**Parts of the exercise:**
**a)** Answer these from the passage on the film Jungle Mystery, one line each, marked (i), (ii), (iii):
(i) Which company distributed it?
(ii) How many chapters does the serial have?
(iii) How long was the 1935 feature version?
**b)** In the passage on the film Jungle Mystery, shorten the paragraph beginning "Jungle Mystery is a 1932 American" into a brief list that keeps its main facts.
**c)** Transcribe the passage on the film Jungle Mystery from "- Poster of" to "chapters (240 min)".

**Passage given:**
────
- Poster of chapter 1
- Directed by: Ray Taylor
- Written by: Ella O'Neill Basil Dickey George H. Plympton George Morgan
- Based on: The Ivory Trail (a novel) by Talbot Mundy
- Produced by: Henry Mac Rae Carl Laemmle
- Starring: Tom Tyler Noah Beery Jr. William Desmond Cecilia Parker
- Distributed by: Universal Pictures
- Release date: September 12, 1932;
- Running time: 12 chapters (240 min)
- Country: United States
- Language: English

= Jungle Mystery =

1932 film

Jungle Mystery is a 1932 American pre-Code Universal 12-chapter movie serial directed by Ray Taylor. The serial was based on a book called The Ivory Trail by Talbot Mundy. A 1935 feature version was also released, edited down to 75 minutes.
────
**Records shown:**
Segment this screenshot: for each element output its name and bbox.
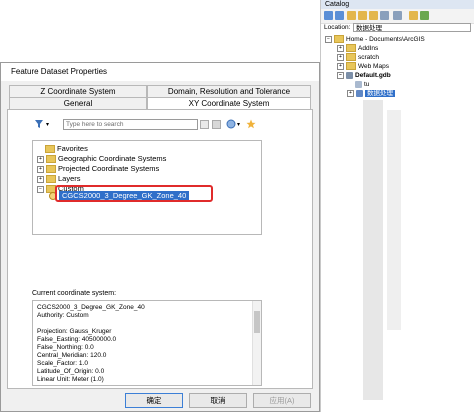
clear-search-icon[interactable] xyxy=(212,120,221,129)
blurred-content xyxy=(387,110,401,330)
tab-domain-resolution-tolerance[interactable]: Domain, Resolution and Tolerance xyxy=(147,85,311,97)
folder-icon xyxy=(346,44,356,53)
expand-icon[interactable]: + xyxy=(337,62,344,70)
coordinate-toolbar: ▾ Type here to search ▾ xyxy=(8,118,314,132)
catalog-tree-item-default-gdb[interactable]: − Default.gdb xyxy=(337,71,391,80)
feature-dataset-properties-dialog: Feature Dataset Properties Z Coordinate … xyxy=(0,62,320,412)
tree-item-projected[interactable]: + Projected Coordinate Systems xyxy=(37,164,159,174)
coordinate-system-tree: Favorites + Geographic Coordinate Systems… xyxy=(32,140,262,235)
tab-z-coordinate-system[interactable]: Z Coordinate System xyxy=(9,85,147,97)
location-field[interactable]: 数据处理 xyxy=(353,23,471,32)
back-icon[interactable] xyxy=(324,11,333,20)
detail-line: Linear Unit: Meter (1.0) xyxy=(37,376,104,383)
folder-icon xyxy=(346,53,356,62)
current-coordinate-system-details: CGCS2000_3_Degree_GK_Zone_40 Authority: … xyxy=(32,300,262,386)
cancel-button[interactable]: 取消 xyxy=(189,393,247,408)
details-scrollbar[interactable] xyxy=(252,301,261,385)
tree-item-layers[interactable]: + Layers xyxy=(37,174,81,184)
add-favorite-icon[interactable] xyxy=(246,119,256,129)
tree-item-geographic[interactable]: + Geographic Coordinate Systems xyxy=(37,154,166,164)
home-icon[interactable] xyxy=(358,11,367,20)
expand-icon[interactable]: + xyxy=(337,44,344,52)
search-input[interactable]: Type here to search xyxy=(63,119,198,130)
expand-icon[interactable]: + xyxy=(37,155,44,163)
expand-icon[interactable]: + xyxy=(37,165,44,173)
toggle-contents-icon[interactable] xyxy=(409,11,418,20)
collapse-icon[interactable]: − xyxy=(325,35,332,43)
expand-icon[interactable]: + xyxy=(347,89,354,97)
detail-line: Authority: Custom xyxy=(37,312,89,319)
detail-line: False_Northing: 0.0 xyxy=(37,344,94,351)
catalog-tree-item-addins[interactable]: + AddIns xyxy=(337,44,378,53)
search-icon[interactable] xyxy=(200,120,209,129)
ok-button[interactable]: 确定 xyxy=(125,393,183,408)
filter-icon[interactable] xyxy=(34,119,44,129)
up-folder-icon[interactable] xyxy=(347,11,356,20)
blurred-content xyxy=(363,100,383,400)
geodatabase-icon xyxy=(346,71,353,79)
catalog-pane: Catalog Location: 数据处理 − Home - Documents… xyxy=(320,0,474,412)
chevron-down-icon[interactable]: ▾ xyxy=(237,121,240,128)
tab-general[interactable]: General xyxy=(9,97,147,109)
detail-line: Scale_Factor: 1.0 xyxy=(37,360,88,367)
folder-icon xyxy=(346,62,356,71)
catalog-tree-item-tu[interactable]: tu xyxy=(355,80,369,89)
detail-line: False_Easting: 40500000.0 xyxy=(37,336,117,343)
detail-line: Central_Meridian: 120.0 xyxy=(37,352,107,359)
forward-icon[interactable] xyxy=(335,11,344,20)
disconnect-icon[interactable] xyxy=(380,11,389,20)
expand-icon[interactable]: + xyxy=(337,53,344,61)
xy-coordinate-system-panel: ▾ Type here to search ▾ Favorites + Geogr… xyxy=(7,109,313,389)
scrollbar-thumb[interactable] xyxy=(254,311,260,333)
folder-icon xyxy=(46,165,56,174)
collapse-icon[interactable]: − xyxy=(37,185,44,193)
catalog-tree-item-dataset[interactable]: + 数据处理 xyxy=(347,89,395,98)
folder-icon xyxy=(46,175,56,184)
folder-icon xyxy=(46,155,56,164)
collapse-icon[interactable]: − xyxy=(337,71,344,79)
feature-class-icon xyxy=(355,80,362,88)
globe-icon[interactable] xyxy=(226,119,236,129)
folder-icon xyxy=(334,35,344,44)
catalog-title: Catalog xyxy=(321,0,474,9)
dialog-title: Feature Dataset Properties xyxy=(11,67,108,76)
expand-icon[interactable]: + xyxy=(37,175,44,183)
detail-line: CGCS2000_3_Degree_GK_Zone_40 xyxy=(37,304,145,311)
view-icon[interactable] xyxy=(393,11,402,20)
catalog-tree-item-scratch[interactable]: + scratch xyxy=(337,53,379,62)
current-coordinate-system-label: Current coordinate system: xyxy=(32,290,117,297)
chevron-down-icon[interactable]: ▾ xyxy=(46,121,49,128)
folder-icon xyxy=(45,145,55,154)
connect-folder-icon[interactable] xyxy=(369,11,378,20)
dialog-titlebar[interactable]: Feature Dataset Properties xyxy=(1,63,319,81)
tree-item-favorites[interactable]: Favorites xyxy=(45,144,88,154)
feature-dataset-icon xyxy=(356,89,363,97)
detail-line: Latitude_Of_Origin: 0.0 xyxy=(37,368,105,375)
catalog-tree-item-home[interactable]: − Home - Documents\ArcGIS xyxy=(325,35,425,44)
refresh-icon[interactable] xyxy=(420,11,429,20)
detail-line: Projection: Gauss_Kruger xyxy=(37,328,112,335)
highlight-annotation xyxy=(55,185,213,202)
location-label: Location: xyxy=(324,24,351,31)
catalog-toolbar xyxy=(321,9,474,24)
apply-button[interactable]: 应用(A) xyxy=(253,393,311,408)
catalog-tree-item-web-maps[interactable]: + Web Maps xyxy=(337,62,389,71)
────
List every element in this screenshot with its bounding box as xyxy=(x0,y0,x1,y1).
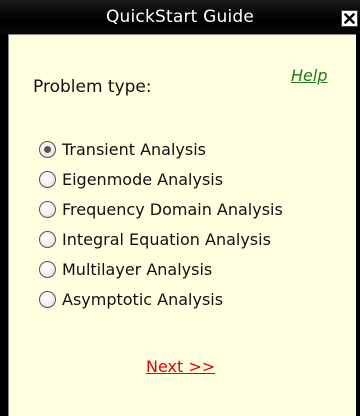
────
**Answers by task:**
**a)**
(i) Universal Pictures
(ii) 12 chapters
(iii) 75 minutes

**b)**
- 1932 American pre-Code Universal movie serial in 12 chapters
- Directed by Ray Taylor
- Based on The Ivory Trail by Talbot Mundy
- A 1935 feature version was edited down to 75 minutes

**c)**
- Poster of chapter 1
- Directed by: Ray Taylor
- Written by: Ella O'Neill Basil Dickey George H. Plympton George Morgan
- Based on: The Ivory Trail (a novel) by Talbot Mundy
- Produced by: Henry Mac Rae Carl Laemmle
- Starring: Tom Tyler Noah Beery Jr. William Desmond Cecilia Parker
- Distributed by: Universal Pictures
- Release date: September 12, 1932;
- Running time: 12 chapters (240 min)